**Record extracts**
______

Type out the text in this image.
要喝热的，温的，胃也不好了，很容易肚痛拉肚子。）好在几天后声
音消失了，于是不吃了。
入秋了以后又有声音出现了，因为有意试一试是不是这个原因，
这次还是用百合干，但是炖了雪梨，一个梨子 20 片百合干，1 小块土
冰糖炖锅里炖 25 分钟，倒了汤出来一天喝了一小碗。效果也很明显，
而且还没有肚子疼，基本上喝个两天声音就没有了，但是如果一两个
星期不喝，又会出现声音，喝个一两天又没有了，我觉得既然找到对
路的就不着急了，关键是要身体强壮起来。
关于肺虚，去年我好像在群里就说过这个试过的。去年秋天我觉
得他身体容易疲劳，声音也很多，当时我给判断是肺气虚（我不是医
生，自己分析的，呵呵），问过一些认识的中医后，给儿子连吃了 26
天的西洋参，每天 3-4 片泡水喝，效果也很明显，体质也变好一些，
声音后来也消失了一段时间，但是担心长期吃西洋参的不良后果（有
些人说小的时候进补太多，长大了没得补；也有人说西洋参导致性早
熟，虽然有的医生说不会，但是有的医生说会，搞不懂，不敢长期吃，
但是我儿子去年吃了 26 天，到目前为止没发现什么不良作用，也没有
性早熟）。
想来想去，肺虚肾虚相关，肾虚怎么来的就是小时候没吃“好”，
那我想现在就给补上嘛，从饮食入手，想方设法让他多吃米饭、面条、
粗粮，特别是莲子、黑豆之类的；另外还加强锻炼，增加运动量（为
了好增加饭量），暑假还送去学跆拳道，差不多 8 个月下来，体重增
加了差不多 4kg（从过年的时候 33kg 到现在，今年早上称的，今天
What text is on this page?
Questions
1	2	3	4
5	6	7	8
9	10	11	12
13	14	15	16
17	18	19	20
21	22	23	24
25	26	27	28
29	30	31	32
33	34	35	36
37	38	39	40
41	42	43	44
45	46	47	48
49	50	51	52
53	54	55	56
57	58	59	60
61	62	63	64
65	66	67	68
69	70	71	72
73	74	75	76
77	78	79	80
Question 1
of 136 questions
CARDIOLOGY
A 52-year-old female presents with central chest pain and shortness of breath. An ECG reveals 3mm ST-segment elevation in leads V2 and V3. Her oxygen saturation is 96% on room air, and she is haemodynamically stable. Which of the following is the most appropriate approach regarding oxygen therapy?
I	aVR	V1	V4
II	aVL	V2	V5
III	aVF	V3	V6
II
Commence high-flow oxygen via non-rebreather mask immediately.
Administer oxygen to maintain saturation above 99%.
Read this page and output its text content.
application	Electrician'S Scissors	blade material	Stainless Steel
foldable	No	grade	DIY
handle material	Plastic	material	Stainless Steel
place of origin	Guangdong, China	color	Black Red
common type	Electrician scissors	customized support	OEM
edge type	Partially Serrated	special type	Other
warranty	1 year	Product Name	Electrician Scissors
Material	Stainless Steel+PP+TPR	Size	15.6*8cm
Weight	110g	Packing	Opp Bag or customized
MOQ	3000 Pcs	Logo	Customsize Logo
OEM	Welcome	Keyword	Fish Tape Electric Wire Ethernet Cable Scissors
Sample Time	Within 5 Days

______

Would you reproduce all the entries exactly?

Type out the text in this image.
要喝热的，温的，胃也不好了，很容易肚痛拉肚子。）好在几天后声
音消失了，于是不吃了。
入秋了以后又有声音出现了，因为有意试一试是不是这个原因，
这次还是用百合干，但是炖了雪梨，一个梨子 20 片百合干，1 小块土
冰糖炖锅里炖 25 分钟，倒了汤出来一天喝了一小碗。效果也很明显，
而且还没有肚子疼，基本上喝个两天声音就没有了，但是如果一两个
星期不喝，又会出现声音，喝个一两天又没有了，我觉得既然找到对
路的就不着急了，关键是要身体强壮起来。
关于肺虚，去年我好像在群里就说过这个试过的。去年秋天我觉
得他身体容易疲劳，声音也很多，当时我给判断是肺气虚（我不是医
生，自己分析的，呵呵），问过一些认识的中医后，给儿子连吃了 26
天的西洋参，每天 3-4 片泡水喝，效果也很明显，体质也变好一些，
声音后来也消失了一段时间，但是担心长期吃西洋参的不良后果（有
些人说小的时候进补太多，长大了没得补；也有人说西洋参导致性早
熟，虽然有的医生说不会，但是有的医生说会，搞不懂，不敢长期吃，
但是我儿子去年吃了 26 天，到目前为止没发现什么不良作用，也没有
性早熟）。
想来想去，肺虚肾虚相关，肾虚怎么来的就是小时候没吃“好”，
那我想现在就给补上嘛，从饮食入手，想方设法让他多吃米饭、面条、
粗粮，特别是莲子、黑豆之类的；另外还加强锻炼，增加运动量（为
了好增加饭量），暑假还送去学跆拳道，差不多 8 个月下来，体重增
加了差不多 4kg（从过年的时候 33kg 到现在，今年早上称的，今天
What text is on this page?
Questions
1	2	3	4
5	6	7	8
9	10	11	12
13	14	15	16
17	18	19	20
21	22	23	24
25	26	27	28
29	30	31	32
33	34	35	36
37	38	39	40
41	42	43	44
45	46	47	48
49	50	51	52
53	54	55	56
57	58	59	60
61	62	63	64
65	66	67	68
69	70	71	72
73	74	75	76
77	78	79	80
Question 1
of 136 questions
CARDIOLOGY
A 52-year-old female presents with central chest pain and shortness of breath. An ECG reveals 3mm ST-segment elevation in leads V2 and V3. Her oxygen saturation is 96% on room air, and she is haemodynamically stable. Which of the following is the most appropriate approach regarding oxygen therapy?
I	aVR	V1	V4
II	aVL	V2	V5
III	aVF	V3	V6
II
Commence high-flow oxygen via non-rebreather mask immediately.
Administer oxygen to maintain saturation above 99%.
Read this page and output its text content.
application	Electrician'S Scissors	blade material	Stainless Steel
foldable	No	grade	DIY
handle material	Plastic	material	Stainless Steel
place of origin	Guangdong, China	color	Black Red
common type	Electrician scissors	customized support	OEM
edge type	Partially Serrated	special type	Other
warranty	1 year	Product Name	Electrician Scissors
Material	Stainless Steel+PP+TPR	Size	15.6*8cm
Weight	110g	Packing	Opp Bag or customized
MOQ	3000 Pcs	Logo	Customsize Logo
OEM	Welcome	Keyword	Fish Tape Electric Wire Ethernet Cable Scissors
Sample Time	Within 5 Days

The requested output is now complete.